### EXTRACTED DATA
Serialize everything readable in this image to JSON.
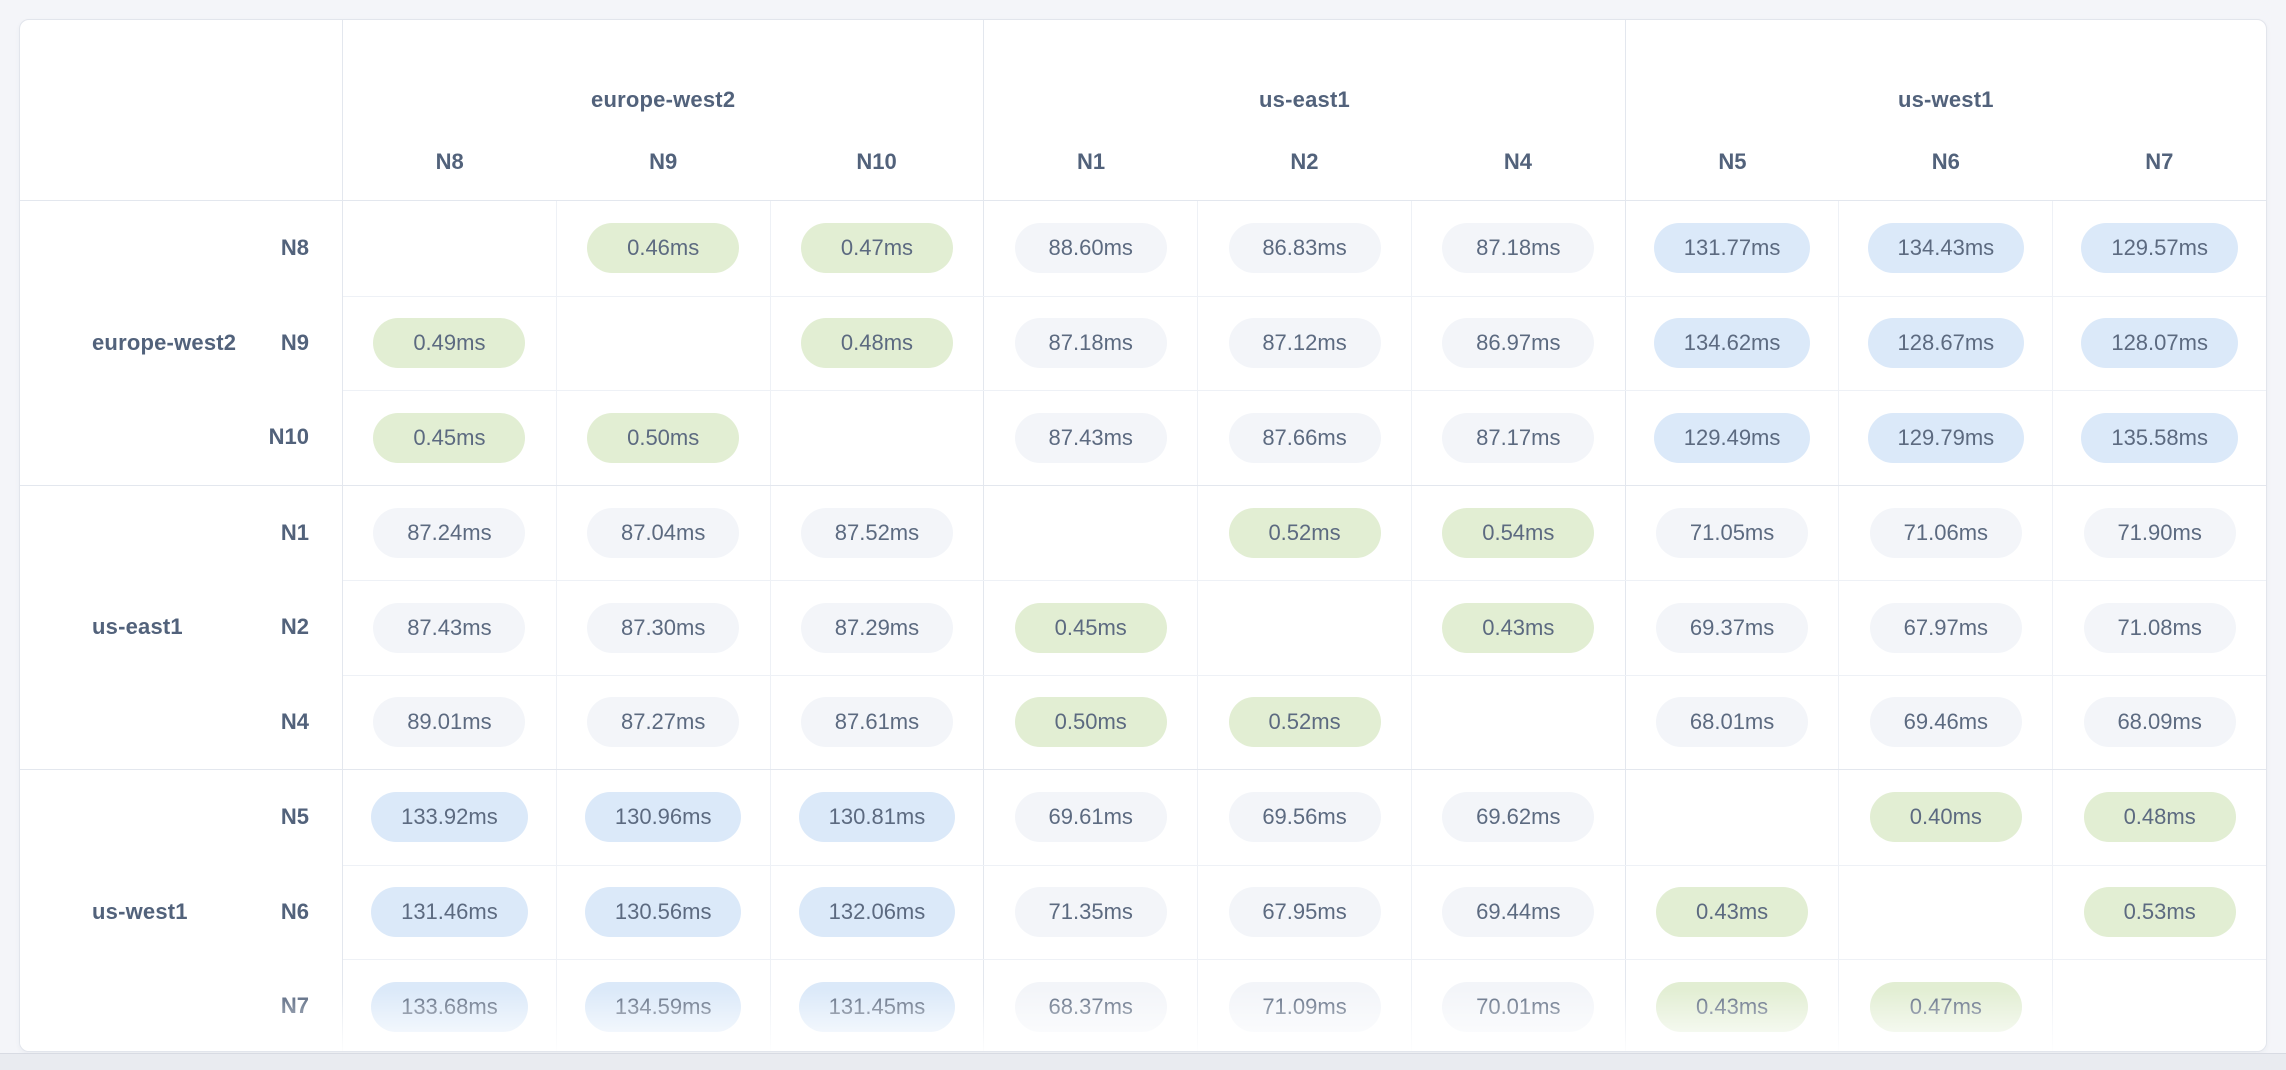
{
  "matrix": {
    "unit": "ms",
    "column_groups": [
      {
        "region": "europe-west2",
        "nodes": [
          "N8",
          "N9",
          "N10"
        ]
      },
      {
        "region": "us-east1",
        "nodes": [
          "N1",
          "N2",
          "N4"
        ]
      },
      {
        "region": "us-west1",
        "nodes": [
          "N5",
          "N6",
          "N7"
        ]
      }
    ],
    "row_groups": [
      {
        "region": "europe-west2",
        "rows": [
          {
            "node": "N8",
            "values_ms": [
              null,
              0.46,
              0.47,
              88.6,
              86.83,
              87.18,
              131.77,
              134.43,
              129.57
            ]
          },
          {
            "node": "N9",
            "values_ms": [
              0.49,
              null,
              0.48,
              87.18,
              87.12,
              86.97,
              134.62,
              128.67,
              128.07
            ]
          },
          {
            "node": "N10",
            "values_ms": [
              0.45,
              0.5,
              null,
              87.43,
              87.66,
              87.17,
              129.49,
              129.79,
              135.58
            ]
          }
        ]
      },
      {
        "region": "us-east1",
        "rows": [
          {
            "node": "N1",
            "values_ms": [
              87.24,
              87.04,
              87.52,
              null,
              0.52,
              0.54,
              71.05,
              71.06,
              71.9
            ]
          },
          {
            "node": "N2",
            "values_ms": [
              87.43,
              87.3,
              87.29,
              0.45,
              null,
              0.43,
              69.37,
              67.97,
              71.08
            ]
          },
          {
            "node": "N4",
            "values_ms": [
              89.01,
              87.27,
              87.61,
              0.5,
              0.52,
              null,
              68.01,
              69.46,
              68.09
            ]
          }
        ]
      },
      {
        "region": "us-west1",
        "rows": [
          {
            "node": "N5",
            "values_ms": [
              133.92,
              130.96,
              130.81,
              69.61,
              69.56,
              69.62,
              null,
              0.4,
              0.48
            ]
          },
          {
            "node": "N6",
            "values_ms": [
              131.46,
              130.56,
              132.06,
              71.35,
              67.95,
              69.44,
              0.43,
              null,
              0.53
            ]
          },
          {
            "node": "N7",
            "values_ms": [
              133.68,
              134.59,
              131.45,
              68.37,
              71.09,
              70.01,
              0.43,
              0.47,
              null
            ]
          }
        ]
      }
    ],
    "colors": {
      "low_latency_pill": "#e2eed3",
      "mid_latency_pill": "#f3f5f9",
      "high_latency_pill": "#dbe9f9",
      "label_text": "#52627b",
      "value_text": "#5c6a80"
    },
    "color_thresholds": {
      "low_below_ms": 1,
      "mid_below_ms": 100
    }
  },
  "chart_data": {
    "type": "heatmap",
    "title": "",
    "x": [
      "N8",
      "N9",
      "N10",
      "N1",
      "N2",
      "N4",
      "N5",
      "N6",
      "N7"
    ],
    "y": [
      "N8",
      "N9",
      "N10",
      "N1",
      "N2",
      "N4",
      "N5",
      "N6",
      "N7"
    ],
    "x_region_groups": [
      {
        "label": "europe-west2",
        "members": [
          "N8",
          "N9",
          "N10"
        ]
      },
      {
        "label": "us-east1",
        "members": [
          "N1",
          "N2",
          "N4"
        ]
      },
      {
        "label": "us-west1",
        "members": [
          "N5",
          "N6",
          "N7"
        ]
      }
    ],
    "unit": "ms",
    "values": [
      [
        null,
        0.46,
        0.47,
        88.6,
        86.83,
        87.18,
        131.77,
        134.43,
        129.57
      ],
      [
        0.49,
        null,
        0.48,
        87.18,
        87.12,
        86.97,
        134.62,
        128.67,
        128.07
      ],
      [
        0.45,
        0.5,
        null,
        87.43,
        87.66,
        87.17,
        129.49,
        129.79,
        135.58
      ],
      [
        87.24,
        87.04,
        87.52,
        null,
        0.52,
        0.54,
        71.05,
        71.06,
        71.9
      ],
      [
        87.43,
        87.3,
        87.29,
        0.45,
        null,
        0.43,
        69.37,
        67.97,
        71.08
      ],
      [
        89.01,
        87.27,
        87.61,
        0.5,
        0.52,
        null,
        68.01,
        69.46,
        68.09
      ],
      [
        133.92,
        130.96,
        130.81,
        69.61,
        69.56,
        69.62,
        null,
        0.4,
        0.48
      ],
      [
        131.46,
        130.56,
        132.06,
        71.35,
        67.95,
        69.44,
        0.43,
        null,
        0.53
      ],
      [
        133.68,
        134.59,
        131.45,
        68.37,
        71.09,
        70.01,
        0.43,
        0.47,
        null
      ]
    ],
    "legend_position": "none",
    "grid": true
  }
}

### STATED TASK
Without including any pictures, print each record exactly.

### THE ANSWER
Serialize everything readable in this image to JSON.
{
  "matrix": {
    "unit": "ms",
    "column_groups": [
      {
        "region": "europe-west2",
        "nodes": [
          "N8",
          "N9",
          "N10"
        ]
      },
      {
        "region": "us-east1",
        "nodes": [
          "N1",
          "N2",
          "N4"
        ]
      },
      {
        "region": "us-west1",
        "nodes": [
          "N5",
          "N6",
          "N7"
        ]
      }
    ],
    "row_groups": [
      {
        "region": "europe-west2",
        "rows": [
          {
            "node": "N8",
            "values_ms": [
              null,
              0.46,
              0.47,
              88.6,
              86.83,
              87.18,
              131.77,
              134.43,
              129.57
            ]
          },
          {
            "node": "N9",
            "values_ms": [
              0.49,
              null,
              0.48,
              87.18,
              87.12,
              86.97,
              134.62,
              128.67,
              128.07
            ]
          },
          {
            "node": "N10",
            "values_ms": [
              0.45,
              0.5,
              null,
              87.43,
              87.66,
              87.17,
              129.49,
              129.79,
              135.58
            ]
          }
        ]
      },
      {
        "region": "us-east1",
        "rows": [
          {
            "node": "N1",
            "values_ms": [
              87.24,
              87.04,
              87.52,
              null,
              0.52,
              0.54,
              71.05,
              71.06,
              71.9
            ]
          },
          {
            "node": "N2",
            "values_ms": [
              87.43,
              87.3,
              87.29,
              0.45,
              null,
              0.43,
              69.37,
              67.97,
              71.08
            ]
          },
          {
            "node": "N4",
            "values_ms": [
              89.01,
              87.27,
              87.61,
              0.5,
              0.52,
              null,
              68.01,
              69.46,
              68.09
            ]
          }
        ]
      },
      {
        "region": "us-west1",
        "rows": [
          {
            "node": "N5",
            "values_ms": [
              133.92,
              130.96,
              130.81,
              69.61,
              69.56,
              69.62,
              null,
              0.4,
              0.48
            ]
          },
          {
            "node": "N6",
            "values_ms": [
              131.46,
              130.56,
              132.06,
              71.35,
              67.95,
              69.44,
              0.43,
              null,
              0.53
            ]
          },
          {
            "node": "N7",
            "values_ms": [
              133.68,
              134.59,
              131.45,
              68.37,
              71.09,
              70.01,
              0.43,
              0.47,
              null
            ]
          }
        ]
      }
    ],
    "colors": {
      "low_latency_pill": "#e2eed3",
      "mid_latency_pill": "#f3f5f9",
      "high_latency_pill": "#dbe9f9",
      "label_text": "#52627b",
      "value_text": "#5c6a80"
    },
    "color_thresholds": {
      "low_below_ms": 1,
      "mid_below_ms": 100
    }
  },
  "chart_data": {
    "type": "heatmap",
    "title": "",
    "x": [
      "N8",
      "N9",
      "N10",
      "N1",
      "N2",
      "N4",
      "N5",
      "N6",
      "N7"
    ],
    "y": [
      "N8",
      "N9",
      "N10",
      "N1",
      "N2",
      "N4",
      "N5",
      "N6",
      "N7"
    ],
    "x_region_groups": [
      {
        "label": "europe-west2",
        "members": [
          "N8",
          "N9",
          "N10"
        ]
      },
      {
        "label": "us-east1",
        "members": [
          "N1",
          "N2",
          "N4"
        ]
      },
      {
        "label": "us-west1",
        "members": [
          "N5",
          "N6",
          "N7"
        ]
      }
    ],
    "unit": "ms",
    "values": [
      [
        null,
        0.46,
        0.47,
        88.6,
        86.83,
        87.18,
        131.77,
        134.43,
        129.57
      ],
      [
        0.49,
        null,
        0.48,
        87.18,
        87.12,
        86.97,
        134.62,
        128.67,
        128.07
      ],
      [
        0.45,
        0.5,
        null,
        87.43,
        87.66,
        87.17,
        129.49,
        129.79,
        135.58
      ],
      [
        87.24,
        87.04,
        87.52,
        null,
        0.52,
        0.54,
        71.05,
        71.06,
        71.9
      ],
      [
        87.43,
        87.3,
        87.29,
        0.45,
        null,
        0.43,
        69.37,
        67.97,
        71.08
      ],
      [
        89.01,
        87.27,
        87.61,
        0.5,
        0.52,
        null,
        68.01,
        69.46,
        68.09
      ],
      [
        133.92,
        130.96,
        130.81,
        69.61,
        69.56,
        69.62,
        null,
        0.4,
        0.48
      ],
      [
        131.46,
        130.56,
        132.06,
        71.35,
        67.95,
        69.44,
        0.43,
        null,
        0.53
      ],
      [
        133.68,
        134.59,
        131.45,
        68.37,
        71.09,
        70.01,
        0.43,
        0.47,
        null
      ]
    ],
    "legend_position": "none",
    "grid": true
  }
}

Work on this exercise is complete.